* begin *

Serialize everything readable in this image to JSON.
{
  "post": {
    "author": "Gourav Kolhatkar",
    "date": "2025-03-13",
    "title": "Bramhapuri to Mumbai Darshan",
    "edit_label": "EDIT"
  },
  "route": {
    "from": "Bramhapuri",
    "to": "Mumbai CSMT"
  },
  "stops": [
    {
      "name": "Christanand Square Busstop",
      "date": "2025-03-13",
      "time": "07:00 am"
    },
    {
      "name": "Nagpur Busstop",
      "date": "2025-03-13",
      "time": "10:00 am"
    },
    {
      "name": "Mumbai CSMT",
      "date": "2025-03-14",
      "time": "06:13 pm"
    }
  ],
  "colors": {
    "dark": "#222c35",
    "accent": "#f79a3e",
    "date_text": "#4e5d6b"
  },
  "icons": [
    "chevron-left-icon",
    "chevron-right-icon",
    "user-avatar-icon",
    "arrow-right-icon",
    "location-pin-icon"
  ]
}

* end *
* begin *

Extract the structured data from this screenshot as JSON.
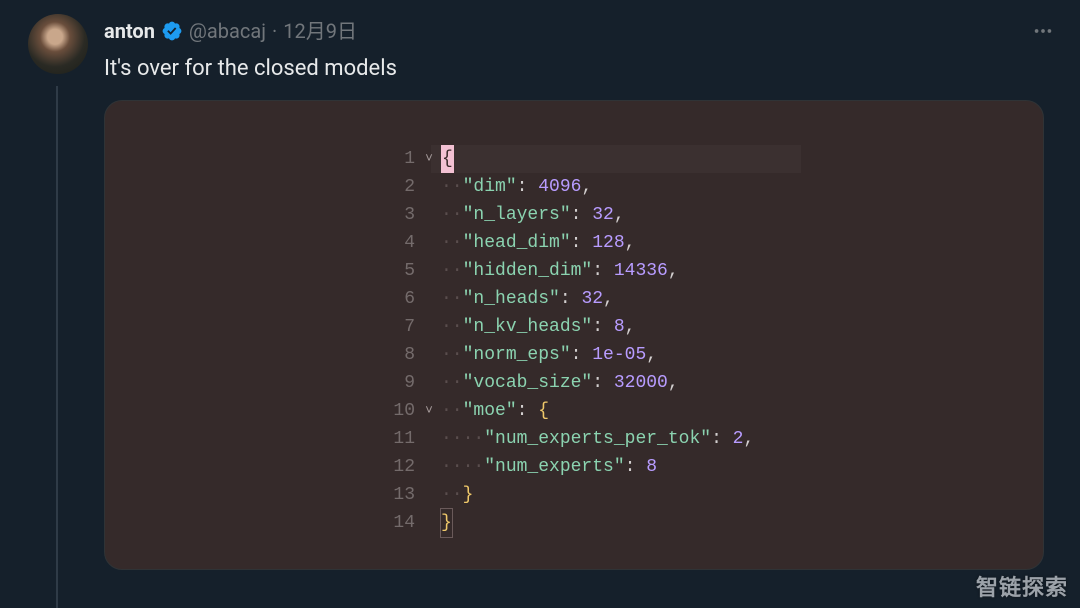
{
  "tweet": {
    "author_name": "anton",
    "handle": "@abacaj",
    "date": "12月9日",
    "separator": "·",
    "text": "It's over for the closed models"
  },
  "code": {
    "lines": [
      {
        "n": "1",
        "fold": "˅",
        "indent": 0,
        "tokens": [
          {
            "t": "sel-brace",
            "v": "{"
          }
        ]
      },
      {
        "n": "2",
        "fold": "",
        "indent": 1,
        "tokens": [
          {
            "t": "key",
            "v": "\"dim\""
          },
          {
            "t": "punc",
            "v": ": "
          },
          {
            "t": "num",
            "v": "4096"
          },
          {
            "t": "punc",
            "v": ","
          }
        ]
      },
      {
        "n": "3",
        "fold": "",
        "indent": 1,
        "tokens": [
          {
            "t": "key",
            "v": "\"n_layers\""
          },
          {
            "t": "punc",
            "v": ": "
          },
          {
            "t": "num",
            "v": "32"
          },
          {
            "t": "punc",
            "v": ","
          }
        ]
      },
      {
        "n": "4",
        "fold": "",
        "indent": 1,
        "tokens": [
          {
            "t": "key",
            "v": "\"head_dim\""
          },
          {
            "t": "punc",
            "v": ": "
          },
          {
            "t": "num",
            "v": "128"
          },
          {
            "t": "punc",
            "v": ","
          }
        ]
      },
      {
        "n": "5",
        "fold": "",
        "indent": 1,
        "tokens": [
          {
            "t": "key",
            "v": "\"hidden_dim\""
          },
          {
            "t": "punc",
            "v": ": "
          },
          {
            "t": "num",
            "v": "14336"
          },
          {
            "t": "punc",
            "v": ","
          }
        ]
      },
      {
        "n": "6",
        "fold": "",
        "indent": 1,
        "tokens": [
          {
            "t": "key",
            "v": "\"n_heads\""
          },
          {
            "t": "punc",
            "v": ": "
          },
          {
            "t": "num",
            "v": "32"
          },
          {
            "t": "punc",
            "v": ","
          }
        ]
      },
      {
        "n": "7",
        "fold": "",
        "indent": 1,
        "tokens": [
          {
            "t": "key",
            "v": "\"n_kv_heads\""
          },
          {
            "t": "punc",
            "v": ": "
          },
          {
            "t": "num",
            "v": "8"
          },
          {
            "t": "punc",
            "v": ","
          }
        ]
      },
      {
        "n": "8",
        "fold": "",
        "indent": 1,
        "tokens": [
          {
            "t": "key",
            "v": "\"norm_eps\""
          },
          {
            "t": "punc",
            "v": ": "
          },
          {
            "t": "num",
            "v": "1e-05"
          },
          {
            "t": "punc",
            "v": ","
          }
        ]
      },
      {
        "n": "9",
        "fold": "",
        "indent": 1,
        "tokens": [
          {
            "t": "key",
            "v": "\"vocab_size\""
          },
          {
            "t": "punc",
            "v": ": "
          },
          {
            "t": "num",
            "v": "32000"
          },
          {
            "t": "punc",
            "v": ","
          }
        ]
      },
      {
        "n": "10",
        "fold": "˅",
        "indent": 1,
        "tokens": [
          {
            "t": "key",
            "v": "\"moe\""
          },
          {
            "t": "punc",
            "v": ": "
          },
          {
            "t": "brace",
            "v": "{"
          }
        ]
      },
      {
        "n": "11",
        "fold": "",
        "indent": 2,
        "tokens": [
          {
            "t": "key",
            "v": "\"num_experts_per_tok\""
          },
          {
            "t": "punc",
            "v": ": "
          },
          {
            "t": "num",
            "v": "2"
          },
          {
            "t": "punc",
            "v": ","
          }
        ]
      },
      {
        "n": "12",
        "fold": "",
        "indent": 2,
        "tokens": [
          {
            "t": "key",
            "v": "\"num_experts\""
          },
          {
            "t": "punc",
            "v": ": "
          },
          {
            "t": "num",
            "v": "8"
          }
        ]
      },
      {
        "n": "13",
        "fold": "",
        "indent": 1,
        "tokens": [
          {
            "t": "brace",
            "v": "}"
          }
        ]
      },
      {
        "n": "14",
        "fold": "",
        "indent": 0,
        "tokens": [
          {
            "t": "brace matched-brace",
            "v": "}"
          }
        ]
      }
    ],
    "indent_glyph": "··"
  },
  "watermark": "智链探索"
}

* end *

WHAT TO DO:
List every line above containing the word "JSON".

WRITTEN RESPONSE:
Serialize everything readable in this image to JSON.
Extract the structured data from this screenshot as JSON.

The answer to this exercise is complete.